Work required ▸ Collect every line of the records below that contains the word "title".

Entries ▸
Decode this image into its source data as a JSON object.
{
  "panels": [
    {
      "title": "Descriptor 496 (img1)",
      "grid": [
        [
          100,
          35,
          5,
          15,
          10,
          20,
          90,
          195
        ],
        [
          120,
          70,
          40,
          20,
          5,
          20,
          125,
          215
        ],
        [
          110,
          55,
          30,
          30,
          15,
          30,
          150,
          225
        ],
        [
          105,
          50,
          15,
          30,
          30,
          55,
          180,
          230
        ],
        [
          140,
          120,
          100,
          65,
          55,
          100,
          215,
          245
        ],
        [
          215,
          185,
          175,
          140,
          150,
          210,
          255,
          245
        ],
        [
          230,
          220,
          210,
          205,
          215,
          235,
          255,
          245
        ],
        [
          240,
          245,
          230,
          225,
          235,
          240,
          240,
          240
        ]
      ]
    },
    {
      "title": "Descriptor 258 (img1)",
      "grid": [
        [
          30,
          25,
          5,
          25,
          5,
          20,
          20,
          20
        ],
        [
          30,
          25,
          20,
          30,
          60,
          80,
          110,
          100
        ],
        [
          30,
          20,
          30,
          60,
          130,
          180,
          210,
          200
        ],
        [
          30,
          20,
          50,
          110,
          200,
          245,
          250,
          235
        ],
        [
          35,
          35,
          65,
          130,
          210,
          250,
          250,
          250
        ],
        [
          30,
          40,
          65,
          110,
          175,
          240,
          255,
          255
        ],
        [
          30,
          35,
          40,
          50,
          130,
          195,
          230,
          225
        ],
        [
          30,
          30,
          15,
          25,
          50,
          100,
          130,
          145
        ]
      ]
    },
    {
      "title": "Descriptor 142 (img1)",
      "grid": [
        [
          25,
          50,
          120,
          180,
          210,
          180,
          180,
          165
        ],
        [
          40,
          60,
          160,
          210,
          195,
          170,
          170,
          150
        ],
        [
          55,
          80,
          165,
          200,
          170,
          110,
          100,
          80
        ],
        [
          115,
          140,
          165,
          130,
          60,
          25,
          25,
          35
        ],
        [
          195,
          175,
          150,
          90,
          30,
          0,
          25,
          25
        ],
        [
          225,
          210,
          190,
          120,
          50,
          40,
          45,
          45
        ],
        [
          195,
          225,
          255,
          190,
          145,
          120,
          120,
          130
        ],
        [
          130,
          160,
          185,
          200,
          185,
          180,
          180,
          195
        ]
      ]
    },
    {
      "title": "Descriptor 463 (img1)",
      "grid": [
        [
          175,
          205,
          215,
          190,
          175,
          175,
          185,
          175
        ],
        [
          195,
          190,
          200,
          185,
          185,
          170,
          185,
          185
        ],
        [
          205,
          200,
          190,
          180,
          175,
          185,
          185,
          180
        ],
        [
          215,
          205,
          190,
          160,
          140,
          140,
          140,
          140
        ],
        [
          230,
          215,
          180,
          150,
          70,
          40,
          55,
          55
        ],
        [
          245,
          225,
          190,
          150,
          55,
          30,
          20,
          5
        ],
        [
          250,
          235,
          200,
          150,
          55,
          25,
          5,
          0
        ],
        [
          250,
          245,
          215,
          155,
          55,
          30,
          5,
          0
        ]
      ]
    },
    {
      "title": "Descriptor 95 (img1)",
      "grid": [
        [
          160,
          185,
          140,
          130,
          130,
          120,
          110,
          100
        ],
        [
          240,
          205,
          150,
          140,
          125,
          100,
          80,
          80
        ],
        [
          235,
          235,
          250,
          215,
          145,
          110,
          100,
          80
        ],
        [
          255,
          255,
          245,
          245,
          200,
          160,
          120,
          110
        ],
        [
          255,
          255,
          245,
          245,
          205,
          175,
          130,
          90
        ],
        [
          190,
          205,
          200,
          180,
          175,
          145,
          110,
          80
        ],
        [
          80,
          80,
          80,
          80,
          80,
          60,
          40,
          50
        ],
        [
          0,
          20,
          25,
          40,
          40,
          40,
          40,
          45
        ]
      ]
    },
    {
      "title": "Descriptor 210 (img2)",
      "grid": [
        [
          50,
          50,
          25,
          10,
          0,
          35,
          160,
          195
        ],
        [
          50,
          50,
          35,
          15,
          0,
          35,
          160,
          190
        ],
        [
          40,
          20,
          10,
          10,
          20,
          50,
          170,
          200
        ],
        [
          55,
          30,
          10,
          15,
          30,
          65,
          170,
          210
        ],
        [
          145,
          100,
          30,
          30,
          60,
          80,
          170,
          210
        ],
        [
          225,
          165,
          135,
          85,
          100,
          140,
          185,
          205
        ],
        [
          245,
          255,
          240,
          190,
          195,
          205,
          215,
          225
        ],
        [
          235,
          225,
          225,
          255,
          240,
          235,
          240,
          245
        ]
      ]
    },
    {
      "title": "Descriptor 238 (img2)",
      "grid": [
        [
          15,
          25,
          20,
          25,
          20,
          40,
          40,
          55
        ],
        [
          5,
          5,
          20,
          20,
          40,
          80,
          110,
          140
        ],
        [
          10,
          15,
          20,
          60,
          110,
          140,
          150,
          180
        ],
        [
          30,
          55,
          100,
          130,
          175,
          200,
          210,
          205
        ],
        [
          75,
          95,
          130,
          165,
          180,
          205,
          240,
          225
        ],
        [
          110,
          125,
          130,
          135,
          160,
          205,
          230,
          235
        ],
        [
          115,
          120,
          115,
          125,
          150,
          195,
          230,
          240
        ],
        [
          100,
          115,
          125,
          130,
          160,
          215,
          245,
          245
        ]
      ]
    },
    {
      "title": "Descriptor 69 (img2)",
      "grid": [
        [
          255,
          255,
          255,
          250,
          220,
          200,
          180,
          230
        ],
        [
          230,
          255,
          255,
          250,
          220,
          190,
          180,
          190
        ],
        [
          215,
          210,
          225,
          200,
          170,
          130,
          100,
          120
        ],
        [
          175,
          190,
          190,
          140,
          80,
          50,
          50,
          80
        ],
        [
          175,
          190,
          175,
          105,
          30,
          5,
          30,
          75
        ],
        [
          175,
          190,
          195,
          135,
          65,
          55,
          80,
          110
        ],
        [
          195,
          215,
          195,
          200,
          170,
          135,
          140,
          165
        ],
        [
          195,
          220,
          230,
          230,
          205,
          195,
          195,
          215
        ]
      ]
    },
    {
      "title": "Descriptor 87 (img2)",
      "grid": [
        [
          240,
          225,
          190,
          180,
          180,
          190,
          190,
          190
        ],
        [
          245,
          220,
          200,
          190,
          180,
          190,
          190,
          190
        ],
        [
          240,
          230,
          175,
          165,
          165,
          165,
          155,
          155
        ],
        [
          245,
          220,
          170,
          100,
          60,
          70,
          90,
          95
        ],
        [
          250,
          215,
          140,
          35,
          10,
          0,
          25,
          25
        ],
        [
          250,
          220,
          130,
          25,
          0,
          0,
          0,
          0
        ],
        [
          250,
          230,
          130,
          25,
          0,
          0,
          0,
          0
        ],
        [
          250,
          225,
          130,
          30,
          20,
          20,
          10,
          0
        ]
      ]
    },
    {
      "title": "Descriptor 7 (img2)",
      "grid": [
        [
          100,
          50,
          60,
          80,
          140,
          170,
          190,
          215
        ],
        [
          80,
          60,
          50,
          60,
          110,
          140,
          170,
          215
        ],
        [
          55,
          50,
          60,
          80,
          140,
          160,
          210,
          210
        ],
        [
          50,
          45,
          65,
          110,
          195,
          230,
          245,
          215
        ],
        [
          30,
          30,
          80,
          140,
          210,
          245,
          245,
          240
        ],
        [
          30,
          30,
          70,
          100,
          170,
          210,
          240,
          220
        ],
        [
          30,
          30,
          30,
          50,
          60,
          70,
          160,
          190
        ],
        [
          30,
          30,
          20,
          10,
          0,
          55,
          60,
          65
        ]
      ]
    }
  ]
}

Worked answer ▸
      "title": "Descriptor 496 (img1)",
      "title": "Descriptor 258 (img1)",
      "title": "Descriptor 142 (img1)",
      "title": "Descriptor 463 (img1)",
      "title": "Descriptor 95 (img1)",
      "title": "Descriptor 210 (img2)",
      "title": "Descriptor 238 (img2)",
      "title": "Descriptor 69 (img2)",
      "title": "Descriptor 87 (img2)",
      "title": "Descriptor 7 (img2)",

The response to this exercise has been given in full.